## Exercise instructions:
Give only the number of lines in the listing below where the string "style" occurs.

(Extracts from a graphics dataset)
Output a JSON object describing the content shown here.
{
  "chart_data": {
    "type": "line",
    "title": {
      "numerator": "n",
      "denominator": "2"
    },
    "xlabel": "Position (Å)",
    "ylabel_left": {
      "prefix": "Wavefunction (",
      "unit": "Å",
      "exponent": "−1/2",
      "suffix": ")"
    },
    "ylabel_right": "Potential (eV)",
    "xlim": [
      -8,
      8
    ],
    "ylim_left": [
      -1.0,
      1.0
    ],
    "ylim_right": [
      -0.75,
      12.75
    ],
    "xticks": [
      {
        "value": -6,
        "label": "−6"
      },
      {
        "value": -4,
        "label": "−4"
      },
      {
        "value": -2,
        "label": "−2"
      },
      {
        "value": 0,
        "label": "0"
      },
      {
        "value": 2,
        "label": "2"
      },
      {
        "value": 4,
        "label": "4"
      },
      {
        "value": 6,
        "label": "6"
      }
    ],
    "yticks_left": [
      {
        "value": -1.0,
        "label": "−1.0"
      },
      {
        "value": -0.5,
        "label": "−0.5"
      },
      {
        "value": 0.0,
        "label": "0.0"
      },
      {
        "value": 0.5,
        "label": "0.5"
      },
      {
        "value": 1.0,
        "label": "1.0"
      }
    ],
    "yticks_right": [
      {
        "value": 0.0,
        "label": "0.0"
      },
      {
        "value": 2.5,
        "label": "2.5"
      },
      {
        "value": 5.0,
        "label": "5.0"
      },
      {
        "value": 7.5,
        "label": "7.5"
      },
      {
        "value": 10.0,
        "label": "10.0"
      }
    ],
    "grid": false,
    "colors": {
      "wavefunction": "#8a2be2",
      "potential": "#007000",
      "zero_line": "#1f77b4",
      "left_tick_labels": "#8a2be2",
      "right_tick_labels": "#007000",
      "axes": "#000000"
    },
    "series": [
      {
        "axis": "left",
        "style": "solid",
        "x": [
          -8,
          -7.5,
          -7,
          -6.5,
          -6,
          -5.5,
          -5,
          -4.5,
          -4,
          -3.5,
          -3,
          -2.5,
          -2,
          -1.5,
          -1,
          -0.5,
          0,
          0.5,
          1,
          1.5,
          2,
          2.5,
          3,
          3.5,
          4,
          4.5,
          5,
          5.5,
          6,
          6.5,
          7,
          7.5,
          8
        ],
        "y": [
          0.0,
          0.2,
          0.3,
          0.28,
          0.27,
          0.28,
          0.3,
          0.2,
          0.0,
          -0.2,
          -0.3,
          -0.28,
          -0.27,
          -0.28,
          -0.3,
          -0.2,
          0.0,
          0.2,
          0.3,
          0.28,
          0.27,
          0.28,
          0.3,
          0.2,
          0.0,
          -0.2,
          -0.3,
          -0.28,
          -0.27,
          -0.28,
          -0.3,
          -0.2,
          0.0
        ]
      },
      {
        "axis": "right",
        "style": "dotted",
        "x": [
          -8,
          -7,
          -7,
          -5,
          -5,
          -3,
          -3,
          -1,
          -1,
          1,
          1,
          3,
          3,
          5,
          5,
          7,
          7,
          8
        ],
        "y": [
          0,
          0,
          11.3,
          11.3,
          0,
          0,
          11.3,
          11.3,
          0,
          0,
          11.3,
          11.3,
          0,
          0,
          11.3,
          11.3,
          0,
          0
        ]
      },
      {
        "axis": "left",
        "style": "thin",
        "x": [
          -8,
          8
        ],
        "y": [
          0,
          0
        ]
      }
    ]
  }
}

## Solution to the exercise:
3